• To be done: Track down each line that has the word "with" and copy it.

• Information supplied:
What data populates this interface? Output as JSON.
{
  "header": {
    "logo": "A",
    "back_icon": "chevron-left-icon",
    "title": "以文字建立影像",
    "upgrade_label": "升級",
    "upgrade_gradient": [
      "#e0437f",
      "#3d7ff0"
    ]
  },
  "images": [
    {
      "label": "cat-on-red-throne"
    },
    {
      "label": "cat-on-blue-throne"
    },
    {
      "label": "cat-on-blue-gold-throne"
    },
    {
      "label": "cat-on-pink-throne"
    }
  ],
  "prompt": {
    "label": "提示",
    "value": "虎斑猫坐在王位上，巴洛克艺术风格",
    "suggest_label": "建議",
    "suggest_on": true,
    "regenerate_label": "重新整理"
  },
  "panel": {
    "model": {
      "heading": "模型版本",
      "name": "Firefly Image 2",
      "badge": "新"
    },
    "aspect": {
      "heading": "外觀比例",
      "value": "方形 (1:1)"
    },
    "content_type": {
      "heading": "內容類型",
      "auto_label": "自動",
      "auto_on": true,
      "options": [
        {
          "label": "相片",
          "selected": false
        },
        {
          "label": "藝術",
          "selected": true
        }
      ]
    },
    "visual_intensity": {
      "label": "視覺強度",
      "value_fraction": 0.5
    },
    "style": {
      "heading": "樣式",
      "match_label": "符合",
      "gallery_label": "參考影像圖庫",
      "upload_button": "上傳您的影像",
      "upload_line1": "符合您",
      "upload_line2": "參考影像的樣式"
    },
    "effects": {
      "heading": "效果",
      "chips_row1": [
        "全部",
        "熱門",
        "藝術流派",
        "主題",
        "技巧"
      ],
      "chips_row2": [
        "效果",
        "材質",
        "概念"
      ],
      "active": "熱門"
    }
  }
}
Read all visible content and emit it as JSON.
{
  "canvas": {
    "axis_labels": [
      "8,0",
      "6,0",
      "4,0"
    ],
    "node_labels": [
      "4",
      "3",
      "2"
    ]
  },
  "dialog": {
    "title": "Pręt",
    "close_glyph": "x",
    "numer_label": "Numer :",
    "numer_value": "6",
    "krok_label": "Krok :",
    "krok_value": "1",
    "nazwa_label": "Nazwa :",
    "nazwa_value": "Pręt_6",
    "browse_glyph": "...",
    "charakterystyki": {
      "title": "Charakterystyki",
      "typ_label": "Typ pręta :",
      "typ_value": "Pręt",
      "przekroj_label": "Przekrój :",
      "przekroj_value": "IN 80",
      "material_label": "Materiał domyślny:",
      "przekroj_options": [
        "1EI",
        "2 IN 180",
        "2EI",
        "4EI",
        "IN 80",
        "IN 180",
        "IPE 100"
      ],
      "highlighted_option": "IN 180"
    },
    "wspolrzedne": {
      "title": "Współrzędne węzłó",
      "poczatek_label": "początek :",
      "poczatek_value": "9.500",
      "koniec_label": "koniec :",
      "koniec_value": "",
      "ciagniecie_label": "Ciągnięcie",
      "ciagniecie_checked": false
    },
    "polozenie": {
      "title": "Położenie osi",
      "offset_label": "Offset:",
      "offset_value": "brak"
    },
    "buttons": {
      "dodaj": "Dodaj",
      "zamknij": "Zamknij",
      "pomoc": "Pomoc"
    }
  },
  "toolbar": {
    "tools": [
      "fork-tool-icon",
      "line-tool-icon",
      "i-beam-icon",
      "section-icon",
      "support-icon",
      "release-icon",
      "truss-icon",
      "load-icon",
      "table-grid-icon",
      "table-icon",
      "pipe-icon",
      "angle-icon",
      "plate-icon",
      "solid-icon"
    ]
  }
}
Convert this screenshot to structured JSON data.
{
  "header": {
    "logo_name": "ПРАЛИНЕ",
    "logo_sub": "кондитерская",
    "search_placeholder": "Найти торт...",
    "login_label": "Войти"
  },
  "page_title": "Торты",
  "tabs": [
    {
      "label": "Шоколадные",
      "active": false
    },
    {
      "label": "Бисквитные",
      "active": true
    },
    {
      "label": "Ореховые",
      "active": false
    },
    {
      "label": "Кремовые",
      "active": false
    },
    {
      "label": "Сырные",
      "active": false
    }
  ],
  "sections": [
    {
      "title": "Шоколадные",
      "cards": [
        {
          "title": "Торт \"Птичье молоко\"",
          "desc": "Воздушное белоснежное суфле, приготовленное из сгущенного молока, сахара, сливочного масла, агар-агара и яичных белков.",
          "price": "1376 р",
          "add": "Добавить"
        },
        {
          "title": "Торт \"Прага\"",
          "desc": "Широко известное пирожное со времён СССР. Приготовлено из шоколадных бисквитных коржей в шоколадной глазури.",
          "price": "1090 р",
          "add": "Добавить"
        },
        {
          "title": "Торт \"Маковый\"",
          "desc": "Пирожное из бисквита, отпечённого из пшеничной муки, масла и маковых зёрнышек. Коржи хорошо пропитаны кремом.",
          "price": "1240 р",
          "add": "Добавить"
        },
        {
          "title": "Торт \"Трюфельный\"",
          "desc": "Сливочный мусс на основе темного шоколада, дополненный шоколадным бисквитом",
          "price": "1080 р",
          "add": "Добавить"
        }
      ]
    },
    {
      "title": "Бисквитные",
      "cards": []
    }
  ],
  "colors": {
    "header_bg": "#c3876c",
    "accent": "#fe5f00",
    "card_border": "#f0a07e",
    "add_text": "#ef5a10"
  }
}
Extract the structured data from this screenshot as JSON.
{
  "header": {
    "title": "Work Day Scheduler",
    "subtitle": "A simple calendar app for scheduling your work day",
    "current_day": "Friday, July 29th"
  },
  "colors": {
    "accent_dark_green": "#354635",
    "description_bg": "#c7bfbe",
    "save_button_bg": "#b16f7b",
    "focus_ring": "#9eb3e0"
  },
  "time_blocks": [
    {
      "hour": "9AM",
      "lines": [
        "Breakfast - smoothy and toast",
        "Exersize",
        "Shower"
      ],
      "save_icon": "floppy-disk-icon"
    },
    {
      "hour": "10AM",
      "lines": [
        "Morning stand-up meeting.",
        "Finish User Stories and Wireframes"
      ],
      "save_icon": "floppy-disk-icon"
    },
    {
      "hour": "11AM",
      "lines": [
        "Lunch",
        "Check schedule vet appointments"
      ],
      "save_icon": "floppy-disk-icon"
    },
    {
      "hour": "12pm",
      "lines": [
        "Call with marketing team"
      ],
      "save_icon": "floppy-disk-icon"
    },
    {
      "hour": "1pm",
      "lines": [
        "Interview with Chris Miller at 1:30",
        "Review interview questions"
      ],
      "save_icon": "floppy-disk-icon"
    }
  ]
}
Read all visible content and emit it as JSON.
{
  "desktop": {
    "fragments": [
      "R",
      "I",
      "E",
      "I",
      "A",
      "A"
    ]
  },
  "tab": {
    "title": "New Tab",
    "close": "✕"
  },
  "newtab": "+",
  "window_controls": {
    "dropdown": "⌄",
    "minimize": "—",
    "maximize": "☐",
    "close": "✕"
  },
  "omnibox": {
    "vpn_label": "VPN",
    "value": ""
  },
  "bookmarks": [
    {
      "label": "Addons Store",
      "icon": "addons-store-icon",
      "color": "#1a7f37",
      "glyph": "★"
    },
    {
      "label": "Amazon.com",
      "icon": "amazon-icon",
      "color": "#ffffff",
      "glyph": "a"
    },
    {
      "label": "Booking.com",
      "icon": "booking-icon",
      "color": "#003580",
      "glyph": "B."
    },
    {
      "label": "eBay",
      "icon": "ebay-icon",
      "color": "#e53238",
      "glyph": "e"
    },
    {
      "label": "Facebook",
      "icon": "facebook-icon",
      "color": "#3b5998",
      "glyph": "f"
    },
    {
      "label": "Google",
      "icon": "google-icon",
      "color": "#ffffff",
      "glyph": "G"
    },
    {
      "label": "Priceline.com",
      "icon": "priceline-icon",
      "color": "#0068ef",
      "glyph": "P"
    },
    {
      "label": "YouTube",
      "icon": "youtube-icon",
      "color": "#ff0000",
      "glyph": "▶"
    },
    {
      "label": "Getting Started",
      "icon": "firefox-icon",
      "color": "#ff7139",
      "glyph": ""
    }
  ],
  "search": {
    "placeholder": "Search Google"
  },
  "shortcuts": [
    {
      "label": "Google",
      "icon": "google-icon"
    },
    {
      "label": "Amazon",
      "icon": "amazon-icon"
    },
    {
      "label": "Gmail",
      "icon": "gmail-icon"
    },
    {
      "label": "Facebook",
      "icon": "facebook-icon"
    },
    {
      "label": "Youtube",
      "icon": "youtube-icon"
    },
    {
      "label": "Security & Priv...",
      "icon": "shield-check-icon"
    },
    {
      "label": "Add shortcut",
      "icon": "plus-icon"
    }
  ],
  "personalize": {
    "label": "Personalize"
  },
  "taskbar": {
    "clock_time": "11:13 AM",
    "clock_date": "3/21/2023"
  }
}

• Task solution:
        "Call with marketing team"
        "Interview with Chris Miller at 1:30",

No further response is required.